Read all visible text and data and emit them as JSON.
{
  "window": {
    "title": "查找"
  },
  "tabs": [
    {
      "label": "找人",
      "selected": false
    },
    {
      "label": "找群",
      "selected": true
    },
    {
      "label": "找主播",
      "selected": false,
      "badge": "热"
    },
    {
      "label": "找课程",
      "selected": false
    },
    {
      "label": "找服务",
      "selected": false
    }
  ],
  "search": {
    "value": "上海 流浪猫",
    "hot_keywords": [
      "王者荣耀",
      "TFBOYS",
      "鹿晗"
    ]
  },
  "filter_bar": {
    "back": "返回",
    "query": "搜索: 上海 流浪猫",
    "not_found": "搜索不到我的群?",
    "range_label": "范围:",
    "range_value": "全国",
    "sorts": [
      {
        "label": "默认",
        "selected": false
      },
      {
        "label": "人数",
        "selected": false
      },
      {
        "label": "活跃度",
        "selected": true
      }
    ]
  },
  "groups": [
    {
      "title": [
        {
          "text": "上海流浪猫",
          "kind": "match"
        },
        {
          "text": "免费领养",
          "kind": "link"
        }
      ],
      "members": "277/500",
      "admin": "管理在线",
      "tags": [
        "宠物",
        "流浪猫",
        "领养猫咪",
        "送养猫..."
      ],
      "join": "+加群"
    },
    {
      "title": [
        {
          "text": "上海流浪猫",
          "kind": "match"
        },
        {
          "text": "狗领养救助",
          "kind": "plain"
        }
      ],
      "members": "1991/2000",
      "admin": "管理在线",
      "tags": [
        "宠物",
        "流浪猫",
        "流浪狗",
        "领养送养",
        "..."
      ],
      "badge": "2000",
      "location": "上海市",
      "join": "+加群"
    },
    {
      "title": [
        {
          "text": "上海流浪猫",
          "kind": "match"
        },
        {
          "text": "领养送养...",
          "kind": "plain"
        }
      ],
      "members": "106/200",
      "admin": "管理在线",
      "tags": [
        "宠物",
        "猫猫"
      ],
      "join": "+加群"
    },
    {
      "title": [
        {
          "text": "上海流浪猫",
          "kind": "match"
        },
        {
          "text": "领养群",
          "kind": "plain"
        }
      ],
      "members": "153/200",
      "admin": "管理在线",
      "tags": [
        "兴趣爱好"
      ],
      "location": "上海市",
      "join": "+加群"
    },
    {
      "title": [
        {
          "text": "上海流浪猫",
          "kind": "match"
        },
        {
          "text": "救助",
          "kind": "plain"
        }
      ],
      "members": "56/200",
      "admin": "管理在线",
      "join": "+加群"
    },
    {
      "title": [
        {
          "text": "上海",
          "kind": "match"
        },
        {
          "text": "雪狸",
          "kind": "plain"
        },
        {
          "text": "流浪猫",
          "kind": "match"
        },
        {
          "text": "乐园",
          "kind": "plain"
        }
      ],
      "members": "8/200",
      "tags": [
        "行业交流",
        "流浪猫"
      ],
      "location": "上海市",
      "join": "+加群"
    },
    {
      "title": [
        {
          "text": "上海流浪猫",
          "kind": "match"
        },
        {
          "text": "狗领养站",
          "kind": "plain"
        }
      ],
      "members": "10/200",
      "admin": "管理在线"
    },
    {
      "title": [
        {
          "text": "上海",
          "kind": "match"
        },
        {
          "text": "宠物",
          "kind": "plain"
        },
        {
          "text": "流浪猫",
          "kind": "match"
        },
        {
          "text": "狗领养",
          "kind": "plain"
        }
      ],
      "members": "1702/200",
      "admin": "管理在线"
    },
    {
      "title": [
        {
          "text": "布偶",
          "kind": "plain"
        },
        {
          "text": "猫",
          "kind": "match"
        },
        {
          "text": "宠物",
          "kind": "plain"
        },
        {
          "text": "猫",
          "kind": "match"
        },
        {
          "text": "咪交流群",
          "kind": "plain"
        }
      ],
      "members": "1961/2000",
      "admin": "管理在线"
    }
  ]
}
---
§ EXERCISE BRIEF:
Transcribe each record exactly. Leave nothing out.

§ OUTPUT OF THE EXERCISE:
Read all visible text and data and emit them as JSON.
{
  "window": {
    "title": "查找"
  },
  "tabs": [
    {
      "label": "找人",
      "selected": false
    },
    {
      "label": "找群",
      "selected": true
    },
    {
      "label": "找主播",
      "selected": false,
      "badge": "热"
    },
    {
      "label": "找课程",
      "selected": false
    },
    {
      "label": "找服务",
      "selected": false
    }
  ],
  "search": {
    "value": "上海 流浪猫",
    "hot_keywords": [
      "王者荣耀",
      "TFBOYS",
      "鹿晗"
    ]
  },
  "filter_bar": {
    "back": "返回",
    "query": "搜索: 上海 流浪猫",
    "not_found": "搜索不到我的群?",
    "range_label": "范围:",
    "range_value": "全国",
    "sorts": [
      {
        "label": "默认",
        "selected": false
      },
      {
        "label": "人数",
        "selected": false
      },
      {
        "label": "活跃度",
        "selected": true
      }
    ]
  },
  "groups": [
    {
      "title": [
        {
          "text": "上海流浪猫",
          "kind": "match"
        },
        {
          "text": "免费领养",
          "kind": "link"
        }
      ],
      "members": "277/500",
      "admin": "管理在线",
      "tags": [
        "宠物",
        "流浪猫",
        "领养猫咪",
        "送养猫..."
      ],
      "join": "+加群"
    },
    {
      "title": [
        {
          "text": "上海流浪猫",
          "kind": "match"
        },
        {
          "text": "狗领养救助",
          "kind": "plain"
        }
      ],
      "members": "1991/2000",
      "admin": "管理在线",
      "tags": [
        "宠物",
        "流浪猫",
        "流浪狗",
        "领养送养",
        "..."
      ],
      "badge": "2000",
      "location": "上海市",
      "join": "+加群"
    },
    {
      "title": [
        {
          "text": "上海流浪猫",
          "kind": "match"
        },
        {
          "text": "领养送养...",
          "kind": "plain"
        }
      ],
      "members": "106/200",
      "admin": "管理在线",
      "tags": [
        "宠物",
        "猫猫"
      ],
      "join": "+加群"
    },
    {
      "title": [
        {
          "text": "上海流浪猫",
          "kind": "match"
        },
        {
          "text": "领养群",
          "kind": "plain"
        }
      ],
      "members": "153/200",
      "admin": "管理在线",
      "tags": [
        "兴趣爱好"
      ],
      "location": "上海市",
      "join": "+加群"
    },
    {
      "title": [
        {
          "text": "上海流浪猫",
          "kind": "match"
        },
        {
          "text": "救助",
          "kind": "plain"
        }
      ],
      "members": "56/200",
      "admin": "管理在线",
      "join": "+加群"
    },
    {
      "title": [
        {
          "text": "上海",
          "kind": "match"
        },
        {
          "text": "雪狸",
          "kind": "plain"
        },
        {
          "text": "流浪猫",
          "kind": "match"
        },
        {
          "text": "乐园",
          "kind": "plain"
        }
      ],
      "members": "8/200",
      "tags": [
        "行业交流",
        "流浪猫"
      ],
      "location": "上海市",
      "join": "+加群"
    },
    {
      "title": [
        {
          "text": "上海流浪猫",
          "kind": "match"
        },
        {
          "text": "狗领养站",
          "kind": "plain"
        }
      ],
      "members": "10/200",
      "admin": "管理在线"
    },
    {
      "title": [
        {
          "text": "上海",
          "kind": "match"
        },
        {
          "text": "宠物",
          "kind": "plain"
        },
        {
          "text": "流浪猫",
          "kind": "match"
        },
        {
          "text": "狗领养",
          "kind": "plain"
        }
      ],
      "members": "1702/200",
      "admin": "管理在线"
    },
    {
      "title": [
        {
          "text": "布偶",
          "kind": "plain"
        },
        {
          "text": "猫",
          "kind": "match"
        },
        {
          "text": "宠物",
          "kind": "plain"
        },
        {
          "text": "猫",
          "kind": "match"
        },
        {
          "text": "咪交流群",
          "kind": "plain"
        }
      ],
      "members": "1961/2000",
      "admin": "管理在线"
    }
  ]
}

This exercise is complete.